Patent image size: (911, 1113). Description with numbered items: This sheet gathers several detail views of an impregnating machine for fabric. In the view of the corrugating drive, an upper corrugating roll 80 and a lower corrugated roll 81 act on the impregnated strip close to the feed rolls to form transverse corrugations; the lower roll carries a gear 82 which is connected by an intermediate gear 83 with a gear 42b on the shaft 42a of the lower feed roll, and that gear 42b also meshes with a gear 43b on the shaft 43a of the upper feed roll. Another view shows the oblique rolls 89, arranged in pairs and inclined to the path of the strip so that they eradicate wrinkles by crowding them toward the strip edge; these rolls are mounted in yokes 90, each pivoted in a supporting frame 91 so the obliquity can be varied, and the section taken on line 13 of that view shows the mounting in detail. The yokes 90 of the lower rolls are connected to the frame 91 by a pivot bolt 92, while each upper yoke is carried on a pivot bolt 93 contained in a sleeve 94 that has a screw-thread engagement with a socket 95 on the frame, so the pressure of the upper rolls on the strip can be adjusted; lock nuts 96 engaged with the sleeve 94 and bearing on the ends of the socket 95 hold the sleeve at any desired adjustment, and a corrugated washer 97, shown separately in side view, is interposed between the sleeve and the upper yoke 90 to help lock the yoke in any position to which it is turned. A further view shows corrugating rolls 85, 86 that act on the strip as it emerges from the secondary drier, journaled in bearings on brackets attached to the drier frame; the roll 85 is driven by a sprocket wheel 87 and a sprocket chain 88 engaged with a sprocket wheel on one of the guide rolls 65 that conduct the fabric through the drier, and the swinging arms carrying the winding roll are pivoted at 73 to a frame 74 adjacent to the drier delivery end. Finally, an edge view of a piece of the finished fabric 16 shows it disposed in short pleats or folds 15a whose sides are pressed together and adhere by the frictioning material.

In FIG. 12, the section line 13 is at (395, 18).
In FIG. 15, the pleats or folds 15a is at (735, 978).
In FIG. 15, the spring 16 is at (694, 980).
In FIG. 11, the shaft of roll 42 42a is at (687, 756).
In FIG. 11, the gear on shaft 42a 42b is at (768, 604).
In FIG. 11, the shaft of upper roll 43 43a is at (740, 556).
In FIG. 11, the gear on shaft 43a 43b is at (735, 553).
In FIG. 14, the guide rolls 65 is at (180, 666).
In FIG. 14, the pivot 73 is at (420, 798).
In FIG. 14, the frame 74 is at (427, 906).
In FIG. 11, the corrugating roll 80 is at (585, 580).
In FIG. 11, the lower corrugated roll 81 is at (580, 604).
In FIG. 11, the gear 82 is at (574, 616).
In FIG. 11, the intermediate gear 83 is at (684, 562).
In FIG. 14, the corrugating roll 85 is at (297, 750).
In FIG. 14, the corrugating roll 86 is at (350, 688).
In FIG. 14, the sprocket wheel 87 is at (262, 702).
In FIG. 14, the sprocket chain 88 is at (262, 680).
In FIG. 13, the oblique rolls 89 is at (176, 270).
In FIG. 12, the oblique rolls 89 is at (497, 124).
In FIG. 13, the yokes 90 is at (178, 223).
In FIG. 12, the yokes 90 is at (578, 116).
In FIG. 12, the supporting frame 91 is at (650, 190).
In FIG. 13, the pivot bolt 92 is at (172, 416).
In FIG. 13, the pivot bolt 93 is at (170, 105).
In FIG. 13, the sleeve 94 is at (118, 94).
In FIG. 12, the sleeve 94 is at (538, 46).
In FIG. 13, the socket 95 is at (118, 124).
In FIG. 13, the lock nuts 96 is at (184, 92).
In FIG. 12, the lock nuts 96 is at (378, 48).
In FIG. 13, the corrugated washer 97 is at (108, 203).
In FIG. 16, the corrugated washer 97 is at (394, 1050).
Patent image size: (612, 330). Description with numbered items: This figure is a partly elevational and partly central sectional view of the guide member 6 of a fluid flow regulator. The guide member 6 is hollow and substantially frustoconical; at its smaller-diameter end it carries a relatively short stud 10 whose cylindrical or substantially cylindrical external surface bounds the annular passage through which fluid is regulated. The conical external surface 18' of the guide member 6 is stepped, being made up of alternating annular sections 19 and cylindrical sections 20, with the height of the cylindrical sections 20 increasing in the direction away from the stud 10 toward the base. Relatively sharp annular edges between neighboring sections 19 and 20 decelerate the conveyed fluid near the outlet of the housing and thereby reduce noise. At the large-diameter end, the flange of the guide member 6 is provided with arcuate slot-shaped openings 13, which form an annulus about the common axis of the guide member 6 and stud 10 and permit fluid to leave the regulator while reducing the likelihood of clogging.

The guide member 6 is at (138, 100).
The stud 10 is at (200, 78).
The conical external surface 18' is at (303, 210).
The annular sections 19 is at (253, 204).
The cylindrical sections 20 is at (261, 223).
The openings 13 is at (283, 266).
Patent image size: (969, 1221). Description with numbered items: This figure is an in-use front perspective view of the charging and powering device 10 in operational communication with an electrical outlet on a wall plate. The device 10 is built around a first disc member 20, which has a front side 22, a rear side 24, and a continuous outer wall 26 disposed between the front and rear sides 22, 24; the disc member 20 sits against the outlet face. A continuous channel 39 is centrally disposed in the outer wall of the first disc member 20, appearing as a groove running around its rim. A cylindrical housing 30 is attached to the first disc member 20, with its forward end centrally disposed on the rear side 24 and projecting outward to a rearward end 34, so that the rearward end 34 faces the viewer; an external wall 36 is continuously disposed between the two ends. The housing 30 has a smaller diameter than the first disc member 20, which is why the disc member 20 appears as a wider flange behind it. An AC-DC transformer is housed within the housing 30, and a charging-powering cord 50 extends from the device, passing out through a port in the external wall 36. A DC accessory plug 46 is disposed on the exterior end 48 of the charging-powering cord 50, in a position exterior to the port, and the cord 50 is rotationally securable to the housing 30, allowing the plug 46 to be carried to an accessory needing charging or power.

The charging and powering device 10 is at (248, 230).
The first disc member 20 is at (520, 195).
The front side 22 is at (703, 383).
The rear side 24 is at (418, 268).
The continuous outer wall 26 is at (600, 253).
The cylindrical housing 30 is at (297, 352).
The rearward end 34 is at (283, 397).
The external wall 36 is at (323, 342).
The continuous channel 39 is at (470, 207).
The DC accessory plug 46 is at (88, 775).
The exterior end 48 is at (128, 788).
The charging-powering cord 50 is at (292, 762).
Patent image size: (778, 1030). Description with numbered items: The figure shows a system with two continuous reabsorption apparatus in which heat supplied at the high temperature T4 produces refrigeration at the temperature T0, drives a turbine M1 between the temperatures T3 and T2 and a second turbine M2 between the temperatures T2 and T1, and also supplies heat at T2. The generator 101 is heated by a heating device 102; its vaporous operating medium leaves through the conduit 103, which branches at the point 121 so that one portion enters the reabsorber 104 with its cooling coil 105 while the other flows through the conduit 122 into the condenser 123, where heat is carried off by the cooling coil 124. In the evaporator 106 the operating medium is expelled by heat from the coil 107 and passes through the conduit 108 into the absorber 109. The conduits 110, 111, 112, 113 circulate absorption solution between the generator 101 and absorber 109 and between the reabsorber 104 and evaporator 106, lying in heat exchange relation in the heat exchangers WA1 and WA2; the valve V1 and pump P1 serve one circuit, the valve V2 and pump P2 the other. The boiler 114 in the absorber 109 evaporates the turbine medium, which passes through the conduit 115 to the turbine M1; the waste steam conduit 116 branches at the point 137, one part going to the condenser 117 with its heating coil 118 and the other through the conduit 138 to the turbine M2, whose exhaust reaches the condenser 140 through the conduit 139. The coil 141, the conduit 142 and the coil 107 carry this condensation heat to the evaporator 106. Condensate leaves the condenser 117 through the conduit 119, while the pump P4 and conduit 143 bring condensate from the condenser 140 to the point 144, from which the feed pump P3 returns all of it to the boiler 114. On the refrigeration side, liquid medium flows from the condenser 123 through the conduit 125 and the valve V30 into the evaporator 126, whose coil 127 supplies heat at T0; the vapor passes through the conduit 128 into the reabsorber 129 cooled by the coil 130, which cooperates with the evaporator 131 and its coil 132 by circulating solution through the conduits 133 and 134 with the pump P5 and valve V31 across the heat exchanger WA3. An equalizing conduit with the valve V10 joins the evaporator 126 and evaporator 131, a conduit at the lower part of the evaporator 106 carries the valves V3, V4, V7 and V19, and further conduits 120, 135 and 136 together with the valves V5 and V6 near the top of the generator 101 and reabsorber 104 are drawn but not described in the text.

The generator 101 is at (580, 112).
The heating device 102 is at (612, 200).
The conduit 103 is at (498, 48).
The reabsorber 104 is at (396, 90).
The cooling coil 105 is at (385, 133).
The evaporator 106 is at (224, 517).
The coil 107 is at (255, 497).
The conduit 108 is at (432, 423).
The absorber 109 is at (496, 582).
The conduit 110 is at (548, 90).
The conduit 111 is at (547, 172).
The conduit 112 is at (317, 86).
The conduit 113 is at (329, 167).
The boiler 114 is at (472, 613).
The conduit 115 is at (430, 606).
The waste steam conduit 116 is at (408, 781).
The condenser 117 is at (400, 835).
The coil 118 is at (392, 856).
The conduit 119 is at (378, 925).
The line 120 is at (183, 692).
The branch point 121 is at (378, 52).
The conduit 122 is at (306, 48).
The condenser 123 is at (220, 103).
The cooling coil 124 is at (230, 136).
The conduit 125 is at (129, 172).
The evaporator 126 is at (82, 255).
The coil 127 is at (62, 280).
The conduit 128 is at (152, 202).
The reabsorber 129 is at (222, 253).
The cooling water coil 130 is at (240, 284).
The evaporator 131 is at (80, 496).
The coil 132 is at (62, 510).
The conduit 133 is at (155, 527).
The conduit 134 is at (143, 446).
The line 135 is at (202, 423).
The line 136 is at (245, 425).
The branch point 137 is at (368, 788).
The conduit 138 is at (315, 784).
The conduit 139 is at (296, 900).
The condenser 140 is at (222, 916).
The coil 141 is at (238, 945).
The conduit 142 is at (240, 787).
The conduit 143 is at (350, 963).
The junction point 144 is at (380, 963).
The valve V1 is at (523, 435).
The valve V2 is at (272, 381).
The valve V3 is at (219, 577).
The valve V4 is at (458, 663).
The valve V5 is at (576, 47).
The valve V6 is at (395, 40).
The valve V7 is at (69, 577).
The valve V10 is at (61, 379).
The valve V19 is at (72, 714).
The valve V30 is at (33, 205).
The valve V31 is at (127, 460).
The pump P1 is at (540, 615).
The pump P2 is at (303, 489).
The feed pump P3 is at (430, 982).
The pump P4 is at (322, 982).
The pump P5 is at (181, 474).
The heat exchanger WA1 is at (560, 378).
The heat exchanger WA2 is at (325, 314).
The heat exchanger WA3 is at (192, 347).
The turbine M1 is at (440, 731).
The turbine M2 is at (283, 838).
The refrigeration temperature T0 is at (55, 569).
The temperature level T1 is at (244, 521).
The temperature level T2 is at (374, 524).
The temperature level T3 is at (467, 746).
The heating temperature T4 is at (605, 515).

**Exercise prompt**
Copy the records starting at the line that contains "Patent image size: (612, 330)." and ending after the line that contains "The openings 13 is at (283, 266).", changing "fluid flow regulator" to "flow regulator" and leaving everything else intact.

**Result for this task**
Patent image size: (612, 330). Description with numbered items: This figure is a partly elevational and partly central sectional view of the guide member 6 of a flow regulator. The guide member 6 is hollow and substantially frustoconical; at its smaller-diameter end it carries a relatively short stud 10 whose cylindrical or substantially cylindrical external surface bounds the annular passage through which fluid is regulated. The conical external surface 18' of the guide member 6 is stepped, being made up of alternating annular sections 19 and cylindrical sections 20, with the height of the cylindrical sections 20 increasing in the direction away from the stud 10 toward the base. Relatively sharp annular edges between neighboring sections 19 and 20 decelerate the conveyed fluid near the outlet of the housing and thereby reduce noise. At the large-diameter end, the flange of the guide member 6 is provided with arcuate slot-shaped openings 13, which form an annulus about the common axis of the guide member 6 and stud 10 and permit fluid to leave the regulator while reducing the likelihood of clogging.

The guide member 6 is at (138, 100).
The stud 10 is at (200, 78).
The conical external surface 18' is at (303, 210).
The annular sections 19 is at (253, 204).
The cylindrical sections 20 is at (261, 223).
The openings 13 is at (283, 266).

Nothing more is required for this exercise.